--- START DATA EXCERPTS ---

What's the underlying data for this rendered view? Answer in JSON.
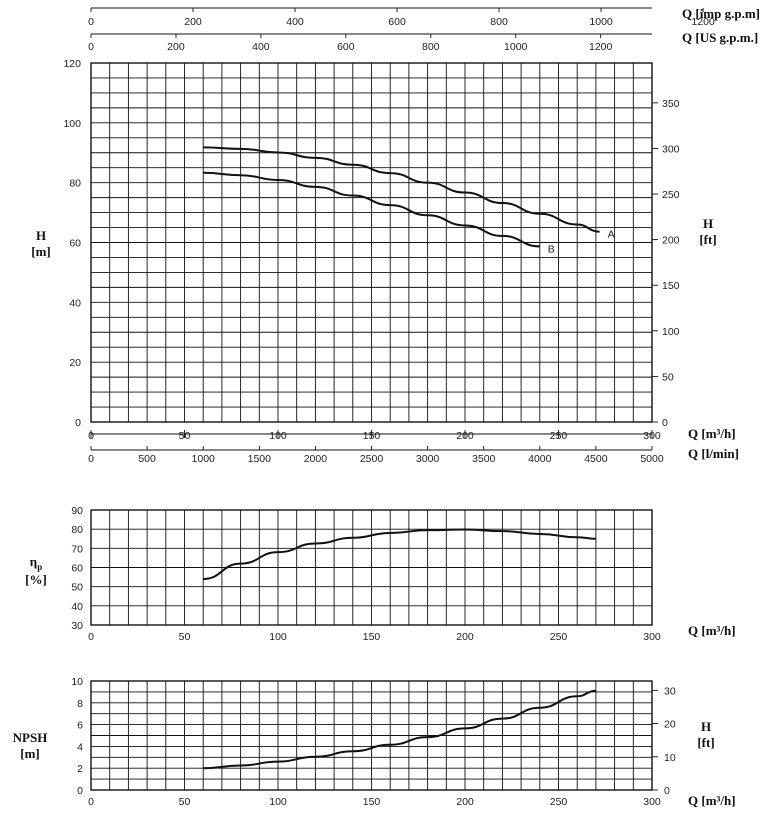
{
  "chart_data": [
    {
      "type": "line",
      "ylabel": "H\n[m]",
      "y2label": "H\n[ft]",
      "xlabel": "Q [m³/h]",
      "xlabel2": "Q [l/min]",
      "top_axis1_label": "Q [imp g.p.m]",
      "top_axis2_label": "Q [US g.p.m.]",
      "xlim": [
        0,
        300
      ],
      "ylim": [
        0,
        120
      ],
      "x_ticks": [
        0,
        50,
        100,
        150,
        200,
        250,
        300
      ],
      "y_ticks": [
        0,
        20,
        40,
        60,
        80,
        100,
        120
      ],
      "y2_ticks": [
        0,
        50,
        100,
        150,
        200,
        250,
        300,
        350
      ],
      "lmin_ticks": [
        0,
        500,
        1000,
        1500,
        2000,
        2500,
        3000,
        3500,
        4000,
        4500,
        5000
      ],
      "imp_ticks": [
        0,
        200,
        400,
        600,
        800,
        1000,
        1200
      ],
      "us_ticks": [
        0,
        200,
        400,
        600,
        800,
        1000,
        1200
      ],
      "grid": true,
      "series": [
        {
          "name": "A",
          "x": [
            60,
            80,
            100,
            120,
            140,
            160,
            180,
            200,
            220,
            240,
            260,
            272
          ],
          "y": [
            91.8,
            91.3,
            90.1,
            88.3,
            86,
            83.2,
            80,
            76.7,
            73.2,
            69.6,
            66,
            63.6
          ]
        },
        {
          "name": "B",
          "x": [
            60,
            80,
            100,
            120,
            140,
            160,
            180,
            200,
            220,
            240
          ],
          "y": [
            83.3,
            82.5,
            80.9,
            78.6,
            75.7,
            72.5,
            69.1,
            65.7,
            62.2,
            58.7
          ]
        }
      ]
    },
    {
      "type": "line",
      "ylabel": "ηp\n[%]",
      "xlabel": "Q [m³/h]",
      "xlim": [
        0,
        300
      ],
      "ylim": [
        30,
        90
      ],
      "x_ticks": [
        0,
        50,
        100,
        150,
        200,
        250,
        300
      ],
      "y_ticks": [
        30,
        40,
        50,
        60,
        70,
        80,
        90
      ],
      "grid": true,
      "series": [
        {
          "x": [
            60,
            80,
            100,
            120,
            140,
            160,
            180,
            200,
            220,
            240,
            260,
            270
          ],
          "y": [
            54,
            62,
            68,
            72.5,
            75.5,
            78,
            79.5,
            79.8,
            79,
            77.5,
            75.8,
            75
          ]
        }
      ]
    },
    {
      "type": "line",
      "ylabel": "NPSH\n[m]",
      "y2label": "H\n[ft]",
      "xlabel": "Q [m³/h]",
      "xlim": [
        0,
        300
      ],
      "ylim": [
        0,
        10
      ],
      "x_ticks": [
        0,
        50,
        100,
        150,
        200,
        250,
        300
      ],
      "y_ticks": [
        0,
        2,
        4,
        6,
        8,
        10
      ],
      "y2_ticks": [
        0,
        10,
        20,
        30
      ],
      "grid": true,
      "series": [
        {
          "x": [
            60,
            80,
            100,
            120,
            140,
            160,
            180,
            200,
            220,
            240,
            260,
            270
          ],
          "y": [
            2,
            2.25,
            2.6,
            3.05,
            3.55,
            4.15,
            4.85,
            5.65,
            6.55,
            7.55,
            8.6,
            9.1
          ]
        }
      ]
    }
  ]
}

--- END DATA EXCERPTS ---

= GIVEN EXERCISE =
Your task is to reproduce all of the material exactly. The pictures stay out.

= EXERCISE ANSWER =
What's the underlying data for this rendered view? Answer in JSON.
{
  "chart_data": [
    {
      "type": "line",
      "ylabel": "H\n[m]",
      "y2label": "H\n[ft]",
      "xlabel": "Q [m³/h]",
      "xlabel2": "Q [l/min]",
      "top_axis1_label": "Q [imp g.p.m]",
      "top_axis2_label": "Q [US g.p.m.]",
      "xlim": [
        0,
        300
      ],
      "ylim": [
        0,
        120
      ],
      "x_ticks": [
        0,
        50,
        100,
        150,
        200,
        250,
        300
      ],
      "y_ticks": [
        0,
        20,
        40,
        60,
        80,
        100,
        120
      ],
      "y2_ticks": [
        0,
        50,
        100,
        150,
        200,
        250,
        300,
        350
      ],
      "lmin_ticks": [
        0,
        500,
        1000,
        1500,
        2000,
        2500,
        3000,
        3500,
        4000,
        4500,
        5000
      ],
      "imp_ticks": [
        0,
        200,
        400,
        600,
        800,
        1000,
        1200
      ],
      "us_ticks": [
        0,
        200,
        400,
        600,
        800,
        1000,
        1200
      ],
      "grid": true,
      "series": [
        {
          "name": "A",
          "x": [
            60,
            80,
            100,
            120,
            140,
            160,
            180,
            200,
            220,
            240,
            260,
            272
          ],
          "y": [
            91.8,
            91.3,
            90.1,
            88.3,
            86,
            83.2,
            80,
            76.7,
            73.2,
            69.6,
            66,
            63.6
          ]
        },
        {
          "name": "B",
          "x": [
            60,
            80,
            100,
            120,
            140,
            160,
            180,
            200,
            220,
            240
          ],
          "y": [
            83.3,
            82.5,
            80.9,
            78.6,
            75.7,
            72.5,
            69.1,
            65.7,
            62.2,
            58.7
          ]
        }
      ]
    },
    {
      "type": "line",
      "ylabel": "ηp\n[%]",
      "xlabel": "Q [m³/h]",
      "xlim": [
        0,
        300
      ],
      "ylim": [
        30,
        90
      ],
      "x_ticks": [
        0,
        50,
        100,
        150,
        200,
        250,
        300
      ],
      "y_ticks": [
        30,
        40,
        50,
        60,
        70,
        80,
        90
      ],
      "grid": true,
      "series": [
        {
          "x": [
            60,
            80,
            100,
            120,
            140,
            160,
            180,
            200,
            220,
            240,
            260,
            270
          ],
          "y": [
            54,
            62,
            68,
            72.5,
            75.5,
            78,
            79.5,
            79.8,
            79,
            77.5,
            75.8,
            75
          ]
        }
      ]
    },
    {
      "type": "line",
      "ylabel": "NPSH\n[m]",
      "y2label": "H\n[ft]",
      "xlabel": "Q [m³/h]",
      "xlim": [
        0,
        300
      ],
      "ylim": [
        0,
        10
      ],
      "x_ticks": [
        0,
        50,
        100,
        150,
        200,
        250,
        300
      ],
      "y_ticks": [
        0,
        2,
        4,
        6,
        8,
        10
      ],
      "y2_ticks": [
        0,
        10,
        20,
        30
      ],
      "grid": true,
      "series": [
        {
          "x": [
            60,
            80,
            100,
            120,
            140,
            160,
            180,
            200,
            220,
            240,
            260,
            270
          ],
          "y": [
            2,
            2.25,
            2.6,
            3.05,
            3.55,
            4.15,
            4.85,
            5.65,
            6.55,
            7.55,
            8.6,
            9.1
          ]
        }
      ]
    }
  ]
}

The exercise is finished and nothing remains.